%%

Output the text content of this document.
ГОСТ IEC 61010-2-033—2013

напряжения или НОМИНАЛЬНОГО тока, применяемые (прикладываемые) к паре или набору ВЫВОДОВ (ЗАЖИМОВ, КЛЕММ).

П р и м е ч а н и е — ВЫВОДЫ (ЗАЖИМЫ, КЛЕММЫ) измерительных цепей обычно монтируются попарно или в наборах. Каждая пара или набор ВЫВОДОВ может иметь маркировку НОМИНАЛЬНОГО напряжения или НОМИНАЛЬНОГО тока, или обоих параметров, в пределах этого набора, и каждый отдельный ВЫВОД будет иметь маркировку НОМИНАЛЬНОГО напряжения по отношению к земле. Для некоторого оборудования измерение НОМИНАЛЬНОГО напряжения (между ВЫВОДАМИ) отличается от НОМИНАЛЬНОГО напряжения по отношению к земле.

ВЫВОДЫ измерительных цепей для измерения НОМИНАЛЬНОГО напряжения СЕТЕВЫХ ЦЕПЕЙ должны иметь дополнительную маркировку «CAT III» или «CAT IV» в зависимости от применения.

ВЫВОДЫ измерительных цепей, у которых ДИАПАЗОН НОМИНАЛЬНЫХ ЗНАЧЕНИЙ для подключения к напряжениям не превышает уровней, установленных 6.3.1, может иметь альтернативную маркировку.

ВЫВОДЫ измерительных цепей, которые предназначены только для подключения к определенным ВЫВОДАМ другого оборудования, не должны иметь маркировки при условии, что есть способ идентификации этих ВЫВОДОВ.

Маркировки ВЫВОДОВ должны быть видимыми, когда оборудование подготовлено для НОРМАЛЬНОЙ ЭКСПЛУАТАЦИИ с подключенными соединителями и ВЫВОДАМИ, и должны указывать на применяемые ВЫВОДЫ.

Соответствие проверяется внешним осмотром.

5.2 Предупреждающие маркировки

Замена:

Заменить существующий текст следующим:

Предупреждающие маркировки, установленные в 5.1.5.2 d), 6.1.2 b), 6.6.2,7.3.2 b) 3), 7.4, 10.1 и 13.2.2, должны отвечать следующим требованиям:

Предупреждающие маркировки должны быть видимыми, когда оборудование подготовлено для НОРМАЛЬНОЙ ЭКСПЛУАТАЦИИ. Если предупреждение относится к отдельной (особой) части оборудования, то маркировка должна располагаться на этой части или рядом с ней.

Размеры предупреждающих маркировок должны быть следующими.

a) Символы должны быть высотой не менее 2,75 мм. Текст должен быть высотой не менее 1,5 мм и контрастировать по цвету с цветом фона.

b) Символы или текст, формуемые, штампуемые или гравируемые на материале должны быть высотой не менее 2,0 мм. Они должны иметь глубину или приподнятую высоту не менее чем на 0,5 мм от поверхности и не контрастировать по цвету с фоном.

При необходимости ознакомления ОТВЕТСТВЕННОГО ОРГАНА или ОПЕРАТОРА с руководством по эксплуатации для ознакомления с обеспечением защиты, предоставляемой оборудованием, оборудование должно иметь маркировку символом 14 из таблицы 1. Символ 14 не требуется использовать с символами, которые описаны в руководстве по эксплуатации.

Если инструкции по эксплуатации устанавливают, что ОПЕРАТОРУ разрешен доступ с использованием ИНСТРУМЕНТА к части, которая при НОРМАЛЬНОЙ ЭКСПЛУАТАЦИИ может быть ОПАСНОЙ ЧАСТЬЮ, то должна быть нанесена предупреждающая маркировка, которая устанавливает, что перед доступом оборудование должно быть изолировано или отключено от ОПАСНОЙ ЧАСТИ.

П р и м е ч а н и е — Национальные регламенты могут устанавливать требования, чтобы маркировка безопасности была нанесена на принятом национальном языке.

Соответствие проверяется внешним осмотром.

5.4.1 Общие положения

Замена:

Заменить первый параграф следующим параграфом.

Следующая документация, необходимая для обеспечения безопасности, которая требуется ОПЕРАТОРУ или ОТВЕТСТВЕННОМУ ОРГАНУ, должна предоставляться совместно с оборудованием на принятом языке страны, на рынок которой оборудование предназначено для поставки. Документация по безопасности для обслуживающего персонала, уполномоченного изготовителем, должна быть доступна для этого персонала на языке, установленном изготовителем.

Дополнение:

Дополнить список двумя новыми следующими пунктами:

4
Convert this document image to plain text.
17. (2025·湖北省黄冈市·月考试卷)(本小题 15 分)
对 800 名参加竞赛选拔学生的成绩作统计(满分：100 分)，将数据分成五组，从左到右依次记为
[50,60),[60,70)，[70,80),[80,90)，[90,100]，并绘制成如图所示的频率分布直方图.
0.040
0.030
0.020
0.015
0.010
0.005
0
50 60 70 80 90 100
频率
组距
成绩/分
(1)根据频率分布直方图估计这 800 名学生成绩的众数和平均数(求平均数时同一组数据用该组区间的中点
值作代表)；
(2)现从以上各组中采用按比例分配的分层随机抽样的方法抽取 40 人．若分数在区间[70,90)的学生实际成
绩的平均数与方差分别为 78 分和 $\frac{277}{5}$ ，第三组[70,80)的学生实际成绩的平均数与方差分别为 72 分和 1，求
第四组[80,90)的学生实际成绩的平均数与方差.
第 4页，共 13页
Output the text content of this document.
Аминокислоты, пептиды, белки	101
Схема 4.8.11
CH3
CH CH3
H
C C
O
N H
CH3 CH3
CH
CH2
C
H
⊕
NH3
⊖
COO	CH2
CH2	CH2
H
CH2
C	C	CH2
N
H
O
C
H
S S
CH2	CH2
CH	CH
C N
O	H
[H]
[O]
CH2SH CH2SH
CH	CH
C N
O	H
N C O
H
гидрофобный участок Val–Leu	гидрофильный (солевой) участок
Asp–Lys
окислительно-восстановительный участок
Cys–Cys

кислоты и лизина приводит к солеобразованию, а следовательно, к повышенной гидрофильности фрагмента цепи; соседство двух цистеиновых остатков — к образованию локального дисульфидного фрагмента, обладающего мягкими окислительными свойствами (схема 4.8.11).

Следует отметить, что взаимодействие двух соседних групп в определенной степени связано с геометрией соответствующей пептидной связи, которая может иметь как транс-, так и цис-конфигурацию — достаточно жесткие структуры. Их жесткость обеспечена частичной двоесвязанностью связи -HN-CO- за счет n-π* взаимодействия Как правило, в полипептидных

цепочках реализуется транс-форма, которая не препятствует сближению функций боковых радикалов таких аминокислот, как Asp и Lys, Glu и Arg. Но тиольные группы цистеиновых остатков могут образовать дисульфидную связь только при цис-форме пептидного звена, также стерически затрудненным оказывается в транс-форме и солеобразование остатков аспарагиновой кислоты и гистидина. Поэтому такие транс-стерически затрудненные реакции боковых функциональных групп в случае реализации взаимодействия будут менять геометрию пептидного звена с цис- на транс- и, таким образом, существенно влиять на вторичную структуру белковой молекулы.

%%

Send back each record exactly as it stands.

_THE OUTPUT_
Output the text content of this document.
ГОСТ IEC 61010-2-033—2013

напряжения или НОМИНАЛЬНОГО тока, применяемые (прикладываемые) к паре или набору ВЫВОДОВ (ЗАЖИМОВ, КЛЕММ).

П р и м е ч а н и е — ВЫВОДЫ (ЗАЖИМЫ, КЛЕММЫ) измерительных цепей обычно монтируются попарно или в наборах. Каждая пара или набор ВЫВОДОВ может иметь маркировку НОМИНАЛЬНОГО напряжения или НОМИНАЛЬНОГО тока, или обоих параметров, в пределах этого набора, и каждый отдельный ВЫВОД будет иметь маркировку НОМИНАЛЬНОГО напряжения по отношению к земле. Для некоторого оборудования измерение НОМИНАЛЬНОГО напряжения (между ВЫВОДАМИ) отличается от НОМИНАЛЬНОГО напряжения по отношению к земле.

ВЫВОДЫ измерительных цепей для измерения НОМИНАЛЬНОГО напряжения СЕТЕВЫХ ЦЕПЕЙ должны иметь дополнительную маркировку «CAT III» или «CAT IV» в зависимости от применения.

ВЫВОДЫ измерительных цепей, у которых ДИАПАЗОН НОМИНАЛЬНЫХ ЗНАЧЕНИЙ для подключения к напряжениям не превышает уровней, установленных 6.3.1, может иметь альтернативную маркировку.

ВЫВОДЫ измерительных цепей, которые предназначены только для подключения к определенным ВЫВОДАМ другого оборудования, не должны иметь маркировки при условии, что есть способ идентификации этих ВЫВОДОВ.

Маркировки ВЫВОДОВ должны быть видимыми, когда оборудование подготовлено для НОРМАЛЬНОЙ ЭКСПЛУАТАЦИИ с подключенными соединителями и ВЫВОДАМИ, и должны указывать на применяемые ВЫВОДЫ.

Соответствие проверяется внешним осмотром.

5.2 Предупреждающие маркировки

Замена:

Заменить существующий текст следующим:

Предупреждающие маркировки, установленные в 5.1.5.2 d), 6.1.2 b), 6.6.2,7.3.2 b) 3), 7.4, 10.1 и 13.2.2, должны отвечать следующим требованиям:

Предупреждающие маркировки должны быть видимыми, когда оборудование подготовлено для НОРМАЛЬНОЙ ЭКСПЛУАТАЦИИ. Если предупреждение относится к отдельной (особой) части оборудования, то маркировка должна располагаться на этой части или рядом с ней.

Размеры предупреждающих маркировок должны быть следующими.

a) Символы должны быть высотой не менее 2,75 мм. Текст должен быть высотой не менее 1,5 мм и контрастировать по цвету с цветом фона.

b) Символы или текст, формуемые, штампуемые или гравируемые на материале должны быть высотой не менее 2,0 мм. Они должны иметь глубину или приподнятую высоту не менее чем на 0,5 мм от поверхности и не контрастировать по цвету с фоном.

При необходимости ознакомления ОТВЕТСТВЕННОГО ОРГАНА или ОПЕРАТОРА с руководством по эксплуатации для ознакомления с обеспечением защиты, предоставляемой оборудованием, оборудование должно иметь маркировку символом 14 из таблицы 1. Символ 14 не требуется использовать с символами, которые описаны в руководстве по эксплуатации.

Если инструкции по эксплуатации устанавливают, что ОПЕРАТОРУ разрешен доступ с использованием ИНСТРУМЕНТА к части, которая при НОРМАЛЬНОЙ ЭКСПЛУАТАЦИИ может быть ОПАСНОЙ ЧАСТЬЮ, то должна быть нанесена предупреждающая маркировка, которая устанавливает, что перед доступом оборудование должно быть изолировано или отключено от ОПАСНОЙ ЧАСТИ.

П р и м е ч а н и е — Национальные регламенты могут устанавливать требования, чтобы маркировка безопасности была нанесена на принятом национальном языке.

Соответствие проверяется внешним осмотром.

5.4.1 Общие положения

Замена:

Заменить первый параграф следующим параграфом.

Следующая документация, необходимая для обеспечения безопасности, которая требуется ОПЕРАТОРУ или ОТВЕТСТВЕННОМУ ОРГАНУ, должна предоставляться совместно с оборудованием на принятом языке страны, на рынок которой оборудование предназначено для поставки. Документация по безопасности для обслуживающего персонала, уполномоченного изготовителем, должна быть доступна для этого персонала на языке, установленном изготовителем.

Дополнение:

Дополнить список двумя новыми следующими пунктами:

4
Convert this document image to plain text.
17. (2025·湖北省黄冈市·月考试卷)(本小题 15 分)
对 800 名参加竞赛选拔学生的成绩作统计(满分：100 分)，将数据分成五组，从左到右依次记为
[50,60),[60,70)，[70,80),[80,90)，[90,100]，并绘制成如图所示的频率分布直方图.
0.040
0.030
0.020
0.015
0.010
0.005
0
50 60 70 80 90 100
频率
组距
成绩/分
(1)根据频率分布直方图估计这 800 名学生成绩的众数和平均数(求平均数时同一组数据用该组区间的中点
值作代表)；
(2)现从以上各组中采用按比例分配的分层随机抽样的方法抽取 40 人．若分数在区间[70,90)的学生实际成
绩的平均数与方差分别为 78 分和 $\frac{277}{5}$ ，第三组[70,80)的学生实际成绩的平均数与方差分别为 72 分和 1，求
第四组[80,90)的学生实际成绩的平均数与方差.
第 4页，共 13页
Output the text content of this document.
Аминокислоты, пептиды, белки	101
Схема 4.8.11
CH3
CH CH3
H
C C
O
N H
CH3 CH3
CH
CH2
C
H
⊕
NH3
⊖
COO	CH2
CH2	CH2
H
CH2
C	C	CH2
N
H
O
C
H
S S
CH2	CH2
CH	CH
C N
O	H
[H]
[O]
CH2SH CH2SH
CH	CH
C N
O	H
N C O
H
гидрофобный участок Val–Leu	гидрофильный (солевой) участок
Asp–Lys
окислительно-восстановительный участок
Cys–Cys

кислоты и лизина приводит к солеобразованию, а следовательно, к повышенной гидрофильности фрагмента цепи; соседство двух цистеиновых остатков — к образованию локального дисульфидного фрагмента, обладающего мягкими окислительными свойствами (схема 4.8.11).

Следует отметить, что взаимодействие двух соседних групп в определенной степени связано с геометрией соответствующей пептидной связи, которая может иметь как транс-, так и цис-конфигурацию — достаточно жесткие структуры. Их жесткость обеспечена частичной двоесвязанностью связи -HN-CO- за счет n-π* взаимодействия Как правило, в полипептидных

цепочках реализуется транс-форма, которая не препятствует сближению функций боковых радикалов таких аминокислот, как Asp и Lys, Glu и Arg. Но тиольные группы цистеиновых остатков могут образовать дисульфидную связь только при цис-форме пептидного звена, также стерически затрудненным оказывается в транс-форме и солеобразование остатков аспарагиновой кислоты и гистидина. Поэтому такие транс-стерически затрудненные реакции боковых функциональных групп в случае реализации взаимодействия будут менять геометрию пептидного звена с цис- на транс- и, таким образом, существенно влиять на вторичную структуру белковой молекулы.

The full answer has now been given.